>> Start EXCERPTED DATA
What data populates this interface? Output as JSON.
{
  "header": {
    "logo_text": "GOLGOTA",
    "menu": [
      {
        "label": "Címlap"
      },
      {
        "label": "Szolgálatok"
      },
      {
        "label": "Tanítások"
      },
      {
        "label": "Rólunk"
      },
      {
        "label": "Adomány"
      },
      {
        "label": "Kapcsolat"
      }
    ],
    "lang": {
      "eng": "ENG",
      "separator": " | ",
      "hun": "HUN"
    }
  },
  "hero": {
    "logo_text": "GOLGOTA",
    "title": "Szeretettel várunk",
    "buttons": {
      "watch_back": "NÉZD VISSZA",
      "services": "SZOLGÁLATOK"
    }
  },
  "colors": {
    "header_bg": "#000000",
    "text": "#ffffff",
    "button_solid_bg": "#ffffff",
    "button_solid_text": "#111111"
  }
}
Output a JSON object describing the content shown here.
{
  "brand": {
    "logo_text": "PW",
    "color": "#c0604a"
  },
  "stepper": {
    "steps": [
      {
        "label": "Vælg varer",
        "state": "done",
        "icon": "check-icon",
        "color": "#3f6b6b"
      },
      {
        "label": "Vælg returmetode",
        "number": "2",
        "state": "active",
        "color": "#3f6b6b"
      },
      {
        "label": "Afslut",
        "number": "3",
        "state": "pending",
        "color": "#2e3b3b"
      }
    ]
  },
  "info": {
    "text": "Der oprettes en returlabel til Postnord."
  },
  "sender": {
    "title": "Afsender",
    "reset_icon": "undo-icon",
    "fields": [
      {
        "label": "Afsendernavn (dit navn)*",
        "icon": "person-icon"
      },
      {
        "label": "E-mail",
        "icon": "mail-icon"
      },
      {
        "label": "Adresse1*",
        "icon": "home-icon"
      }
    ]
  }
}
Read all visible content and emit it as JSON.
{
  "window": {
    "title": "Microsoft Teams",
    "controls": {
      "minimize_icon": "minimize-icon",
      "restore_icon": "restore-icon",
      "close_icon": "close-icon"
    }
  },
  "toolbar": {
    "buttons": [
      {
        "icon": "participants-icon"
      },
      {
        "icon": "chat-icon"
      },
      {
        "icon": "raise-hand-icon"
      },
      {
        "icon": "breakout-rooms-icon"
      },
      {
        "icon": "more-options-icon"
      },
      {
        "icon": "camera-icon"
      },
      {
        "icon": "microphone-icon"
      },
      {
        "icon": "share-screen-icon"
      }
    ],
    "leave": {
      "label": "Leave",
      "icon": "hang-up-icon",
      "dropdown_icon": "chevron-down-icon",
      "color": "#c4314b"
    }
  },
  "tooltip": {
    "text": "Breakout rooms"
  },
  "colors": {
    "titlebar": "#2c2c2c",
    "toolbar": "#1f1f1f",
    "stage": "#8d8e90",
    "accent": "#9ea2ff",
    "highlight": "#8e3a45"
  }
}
>> End EXCERPTED DATA
Each line above must be printed exactly as it appears.

What data populates this interface? Output as JSON.
{
  "header": {
    "logo_text": "GOLGOTA",
    "menu": [
      {
        "label": "Címlap"
      },
      {
        "label": "Szolgálatok"
      },
      {
        "label": "Tanítások"
      },
      {
        "label": "Rólunk"
      },
      {
        "label": "Adomány"
      },
      {
        "label": "Kapcsolat"
      }
    ],
    "lang": {
      "eng": "ENG",
      "separator": " | ",
      "hun": "HUN"
    }
  },
  "hero": {
    "logo_text": "GOLGOTA",
    "title": "Szeretettel várunk",
    "buttons": {
      "watch_back": "NÉZD VISSZA",
      "services": "SZOLGÁLATOK"
    }
  },
  "colors": {
    "header_bg": "#000000",
    "text": "#ffffff",
    "button_solid_bg": "#ffffff",
    "button_solid_text": "#111111"
  }
}
Output a JSON object describing the content shown here.
{
  "brand": {
    "logo_text": "PW",
    "color": "#c0604a"
  },
  "stepper": {
    "steps": [
      {
        "label": "Vælg varer",
        "state": "done",
        "icon": "check-icon",
        "color": "#3f6b6b"
      },
      {
        "label": "Vælg returmetode",
        "number": "2",
        "state": "active",
        "color": "#3f6b6b"
      },
      {
        "label": "Afslut",
        "number": "3",
        "state": "pending",
        "color": "#2e3b3b"
      }
    ]
  },
  "info": {
    "text": "Der oprettes en returlabel til Postnord."
  },
  "sender": {
    "title": "Afsender",
    "reset_icon": "undo-icon",
    "fields": [
      {
        "label": "Afsendernavn (dit navn)*",
        "icon": "person-icon"
      },
      {
        "label": "E-mail",
        "icon": "mail-icon"
      },
      {
        "label": "Adresse1*",
        "icon": "home-icon"
      }
    ]
  }
}
Read all visible content and emit it as JSON.
{
  "window": {
    "title": "Microsoft Teams",
    "controls": {
      "minimize_icon": "minimize-icon",
      "restore_icon": "restore-icon",
      "close_icon": "close-icon"
    }
  },
  "toolbar": {
    "buttons": [
      {
        "icon": "participants-icon"
      },
      {
        "icon": "chat-icon"
      },
      {
        "icon": "raise-hand-icon"
      },
      {
        "icon": "breakout-rooms-icon"
      },
      {
        "icon": "more-options-icon"
      },
      {
        "icon": "camera-icon"
      },
      {
        "icon": "microphone-icon"
      },
      {
        "icon": "share-screen-icon"
      }
    ],
    "leave": {
      "label": "Leave",
      "icon": "hang-up-icon",
      "dropdown_icon": "chevron-down-icon",
      "color": "#c4314b"
    }
  },
  "tooltip": {
    "text": "Breakout rooms"
  },
  "colors": {
    "titlebar": "#2c2c2c",
    "toolbar": "#1f1f1f",
    "stage": "#8d8e90",
    "accent": "#9ea2ff",
    "highlight": "#8e3a45"
  }
}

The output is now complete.